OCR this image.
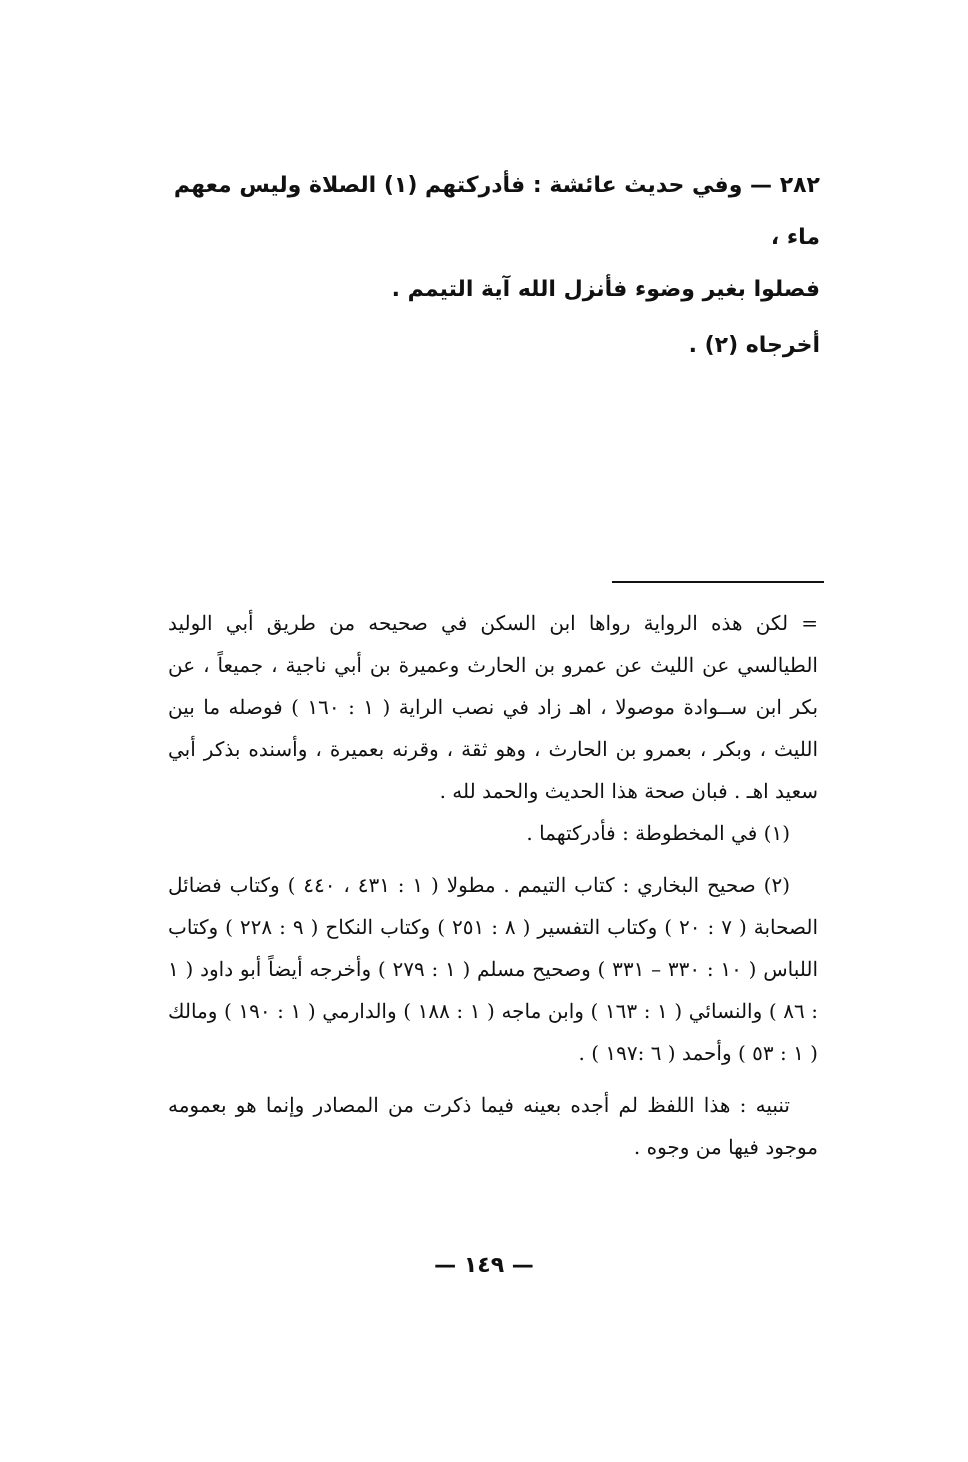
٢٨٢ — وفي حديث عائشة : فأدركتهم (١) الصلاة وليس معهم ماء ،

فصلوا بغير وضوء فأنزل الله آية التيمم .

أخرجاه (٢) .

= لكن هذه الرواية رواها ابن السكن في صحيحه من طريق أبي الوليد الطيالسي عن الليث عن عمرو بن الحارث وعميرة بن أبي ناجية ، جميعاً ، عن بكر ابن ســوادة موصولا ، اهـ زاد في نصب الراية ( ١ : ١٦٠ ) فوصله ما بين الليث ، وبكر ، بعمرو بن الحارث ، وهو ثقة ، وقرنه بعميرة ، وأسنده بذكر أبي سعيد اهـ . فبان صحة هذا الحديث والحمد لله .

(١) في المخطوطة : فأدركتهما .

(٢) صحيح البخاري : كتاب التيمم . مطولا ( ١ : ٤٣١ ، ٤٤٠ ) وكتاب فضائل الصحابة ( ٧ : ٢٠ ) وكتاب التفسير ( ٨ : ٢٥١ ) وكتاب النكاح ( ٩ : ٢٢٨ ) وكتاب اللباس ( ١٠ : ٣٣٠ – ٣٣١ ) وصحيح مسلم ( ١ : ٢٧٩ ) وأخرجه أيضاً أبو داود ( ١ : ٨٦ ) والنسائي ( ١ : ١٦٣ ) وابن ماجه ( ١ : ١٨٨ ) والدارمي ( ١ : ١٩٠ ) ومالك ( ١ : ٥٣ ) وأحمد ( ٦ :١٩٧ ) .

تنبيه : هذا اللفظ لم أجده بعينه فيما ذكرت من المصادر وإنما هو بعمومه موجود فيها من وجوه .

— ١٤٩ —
----
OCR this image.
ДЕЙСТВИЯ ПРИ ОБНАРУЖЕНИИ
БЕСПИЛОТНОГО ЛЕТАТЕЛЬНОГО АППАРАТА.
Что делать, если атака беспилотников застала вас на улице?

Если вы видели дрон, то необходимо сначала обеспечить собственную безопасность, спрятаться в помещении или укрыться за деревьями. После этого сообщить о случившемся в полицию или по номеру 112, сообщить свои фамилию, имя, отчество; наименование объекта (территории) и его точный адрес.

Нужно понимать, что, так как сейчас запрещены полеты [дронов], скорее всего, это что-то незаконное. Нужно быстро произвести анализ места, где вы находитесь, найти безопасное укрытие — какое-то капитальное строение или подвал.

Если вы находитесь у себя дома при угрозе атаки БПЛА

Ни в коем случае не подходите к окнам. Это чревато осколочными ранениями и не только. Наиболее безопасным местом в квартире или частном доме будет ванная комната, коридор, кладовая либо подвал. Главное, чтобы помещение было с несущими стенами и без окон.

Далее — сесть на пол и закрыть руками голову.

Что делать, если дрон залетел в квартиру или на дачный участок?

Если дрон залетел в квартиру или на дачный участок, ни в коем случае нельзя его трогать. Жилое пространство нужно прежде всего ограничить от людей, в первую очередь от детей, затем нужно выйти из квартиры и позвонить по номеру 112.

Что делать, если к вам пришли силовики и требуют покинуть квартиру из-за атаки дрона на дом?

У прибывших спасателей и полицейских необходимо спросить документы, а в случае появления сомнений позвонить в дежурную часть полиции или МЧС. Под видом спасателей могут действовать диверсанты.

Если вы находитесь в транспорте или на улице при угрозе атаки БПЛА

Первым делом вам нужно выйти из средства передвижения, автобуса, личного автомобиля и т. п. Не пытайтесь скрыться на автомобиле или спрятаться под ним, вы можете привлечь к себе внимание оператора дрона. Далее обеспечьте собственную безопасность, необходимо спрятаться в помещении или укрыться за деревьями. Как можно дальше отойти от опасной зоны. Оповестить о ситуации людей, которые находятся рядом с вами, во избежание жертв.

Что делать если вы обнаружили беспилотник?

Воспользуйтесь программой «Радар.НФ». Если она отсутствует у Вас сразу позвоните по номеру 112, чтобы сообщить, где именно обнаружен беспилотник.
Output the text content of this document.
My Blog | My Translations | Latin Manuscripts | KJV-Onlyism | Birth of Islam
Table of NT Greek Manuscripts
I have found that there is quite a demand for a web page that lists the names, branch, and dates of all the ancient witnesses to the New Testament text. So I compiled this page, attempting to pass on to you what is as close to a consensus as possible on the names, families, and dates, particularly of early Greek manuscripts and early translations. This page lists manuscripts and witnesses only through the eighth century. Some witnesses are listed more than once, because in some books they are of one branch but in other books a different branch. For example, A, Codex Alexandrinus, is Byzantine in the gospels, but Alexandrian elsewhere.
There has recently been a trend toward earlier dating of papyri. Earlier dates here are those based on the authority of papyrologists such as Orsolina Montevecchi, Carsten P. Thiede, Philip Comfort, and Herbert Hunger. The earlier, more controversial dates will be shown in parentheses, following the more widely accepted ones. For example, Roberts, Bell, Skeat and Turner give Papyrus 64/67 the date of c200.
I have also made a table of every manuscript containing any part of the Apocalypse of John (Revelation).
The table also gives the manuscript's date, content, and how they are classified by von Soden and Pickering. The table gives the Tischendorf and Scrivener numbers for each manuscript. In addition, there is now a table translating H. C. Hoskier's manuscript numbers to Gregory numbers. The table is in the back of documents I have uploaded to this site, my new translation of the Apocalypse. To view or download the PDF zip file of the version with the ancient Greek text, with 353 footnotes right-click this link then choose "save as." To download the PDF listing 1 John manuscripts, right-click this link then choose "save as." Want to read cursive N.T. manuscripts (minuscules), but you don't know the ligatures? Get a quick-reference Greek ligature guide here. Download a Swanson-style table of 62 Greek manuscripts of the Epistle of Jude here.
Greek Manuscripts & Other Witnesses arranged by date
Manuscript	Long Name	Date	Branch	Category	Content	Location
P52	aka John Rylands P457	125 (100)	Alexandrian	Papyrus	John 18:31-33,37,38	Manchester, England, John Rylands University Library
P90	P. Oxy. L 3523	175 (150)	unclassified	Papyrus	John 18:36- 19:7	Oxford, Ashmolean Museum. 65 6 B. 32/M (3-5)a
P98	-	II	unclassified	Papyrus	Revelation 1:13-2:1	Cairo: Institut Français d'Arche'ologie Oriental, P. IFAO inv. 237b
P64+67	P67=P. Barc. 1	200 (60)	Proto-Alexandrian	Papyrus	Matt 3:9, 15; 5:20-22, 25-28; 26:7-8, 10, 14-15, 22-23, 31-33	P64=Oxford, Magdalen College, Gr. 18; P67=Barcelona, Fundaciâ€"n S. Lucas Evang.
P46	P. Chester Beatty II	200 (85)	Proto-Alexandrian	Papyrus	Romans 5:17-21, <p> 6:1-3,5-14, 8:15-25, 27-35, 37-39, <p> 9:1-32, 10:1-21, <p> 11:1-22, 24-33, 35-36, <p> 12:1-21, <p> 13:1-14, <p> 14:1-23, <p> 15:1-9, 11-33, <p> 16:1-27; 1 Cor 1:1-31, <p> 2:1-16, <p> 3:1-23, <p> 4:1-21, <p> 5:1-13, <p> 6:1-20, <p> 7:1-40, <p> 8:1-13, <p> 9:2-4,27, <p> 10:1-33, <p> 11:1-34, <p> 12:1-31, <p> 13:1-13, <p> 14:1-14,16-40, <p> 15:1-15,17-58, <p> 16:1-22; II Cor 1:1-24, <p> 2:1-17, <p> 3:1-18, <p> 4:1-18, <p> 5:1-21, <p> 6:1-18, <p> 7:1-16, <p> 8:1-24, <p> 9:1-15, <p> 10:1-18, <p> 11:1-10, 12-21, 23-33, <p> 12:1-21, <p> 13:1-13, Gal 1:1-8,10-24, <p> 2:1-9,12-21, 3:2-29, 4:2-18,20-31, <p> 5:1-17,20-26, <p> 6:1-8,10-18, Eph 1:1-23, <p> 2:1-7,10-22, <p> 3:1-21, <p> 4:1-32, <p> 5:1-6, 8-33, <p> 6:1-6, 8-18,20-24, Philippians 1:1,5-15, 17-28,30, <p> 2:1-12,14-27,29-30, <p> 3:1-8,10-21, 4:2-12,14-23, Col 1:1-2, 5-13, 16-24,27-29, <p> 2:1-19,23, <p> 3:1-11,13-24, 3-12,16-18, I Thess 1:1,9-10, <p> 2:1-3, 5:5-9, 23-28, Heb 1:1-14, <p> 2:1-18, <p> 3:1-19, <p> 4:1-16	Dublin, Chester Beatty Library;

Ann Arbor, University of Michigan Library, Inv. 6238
----
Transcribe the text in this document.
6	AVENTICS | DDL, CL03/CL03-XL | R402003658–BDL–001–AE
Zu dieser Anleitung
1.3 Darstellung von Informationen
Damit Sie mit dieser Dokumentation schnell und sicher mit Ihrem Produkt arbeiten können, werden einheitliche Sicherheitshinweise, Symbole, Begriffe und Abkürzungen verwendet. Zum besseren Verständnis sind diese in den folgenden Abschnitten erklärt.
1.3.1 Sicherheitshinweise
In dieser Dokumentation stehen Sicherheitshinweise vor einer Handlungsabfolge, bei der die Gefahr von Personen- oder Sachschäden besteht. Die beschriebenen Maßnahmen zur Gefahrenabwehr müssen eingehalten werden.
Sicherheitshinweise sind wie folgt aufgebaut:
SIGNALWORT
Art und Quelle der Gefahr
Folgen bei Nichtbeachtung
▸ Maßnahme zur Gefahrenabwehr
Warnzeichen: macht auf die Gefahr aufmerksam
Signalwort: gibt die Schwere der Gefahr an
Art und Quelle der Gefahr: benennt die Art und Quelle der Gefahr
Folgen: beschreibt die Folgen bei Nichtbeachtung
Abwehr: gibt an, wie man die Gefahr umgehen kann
----
**EXERCISE DESCRIPTION:** Gather each line of the records holding the string "sind".

**WRITTEN RESPONSE:**
Damit Sie mit dieser Dokumentation schnell und sicher mit Ihrem Produkt arbeiten können, werden einheitliche Sicherheitshinweise, Symbole, Begriffe und Abkürzungen verwendet. Zum besseren Verständnis sind diese in den folgenden Abschnitten erklärt.
Sicherheitshinweise sind wie folgt aufgebaut:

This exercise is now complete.